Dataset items
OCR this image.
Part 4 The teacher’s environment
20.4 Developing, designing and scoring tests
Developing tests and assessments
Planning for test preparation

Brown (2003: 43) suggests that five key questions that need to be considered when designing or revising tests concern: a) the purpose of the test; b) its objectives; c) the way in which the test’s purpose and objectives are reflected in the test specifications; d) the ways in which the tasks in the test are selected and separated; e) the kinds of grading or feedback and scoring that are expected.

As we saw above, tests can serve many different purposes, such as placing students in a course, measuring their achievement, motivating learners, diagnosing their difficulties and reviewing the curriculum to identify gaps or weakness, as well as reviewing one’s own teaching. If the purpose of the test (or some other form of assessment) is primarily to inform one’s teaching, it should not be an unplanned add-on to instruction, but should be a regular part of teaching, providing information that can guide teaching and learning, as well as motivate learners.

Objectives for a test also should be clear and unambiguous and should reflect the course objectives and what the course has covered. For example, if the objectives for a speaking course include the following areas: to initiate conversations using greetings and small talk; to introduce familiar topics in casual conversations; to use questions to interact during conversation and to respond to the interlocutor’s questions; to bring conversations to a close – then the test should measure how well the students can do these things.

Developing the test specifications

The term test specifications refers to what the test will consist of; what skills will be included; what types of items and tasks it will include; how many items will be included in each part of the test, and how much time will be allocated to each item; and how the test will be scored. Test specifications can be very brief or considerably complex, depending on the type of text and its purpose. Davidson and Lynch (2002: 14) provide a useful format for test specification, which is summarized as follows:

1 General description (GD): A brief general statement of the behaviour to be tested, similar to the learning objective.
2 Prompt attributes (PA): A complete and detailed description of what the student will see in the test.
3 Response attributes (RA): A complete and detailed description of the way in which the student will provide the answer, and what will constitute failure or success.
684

### Challenge
Write out every line of the entries that holds the word "detailed".

### Finished answer
2 Prompt attributes (PA): A complete and detailed description of what the student will see in the test.
3 Response attributes (RA): A complete and detailed description of the way in which the student will provide the answer, and what will constitute failure or success.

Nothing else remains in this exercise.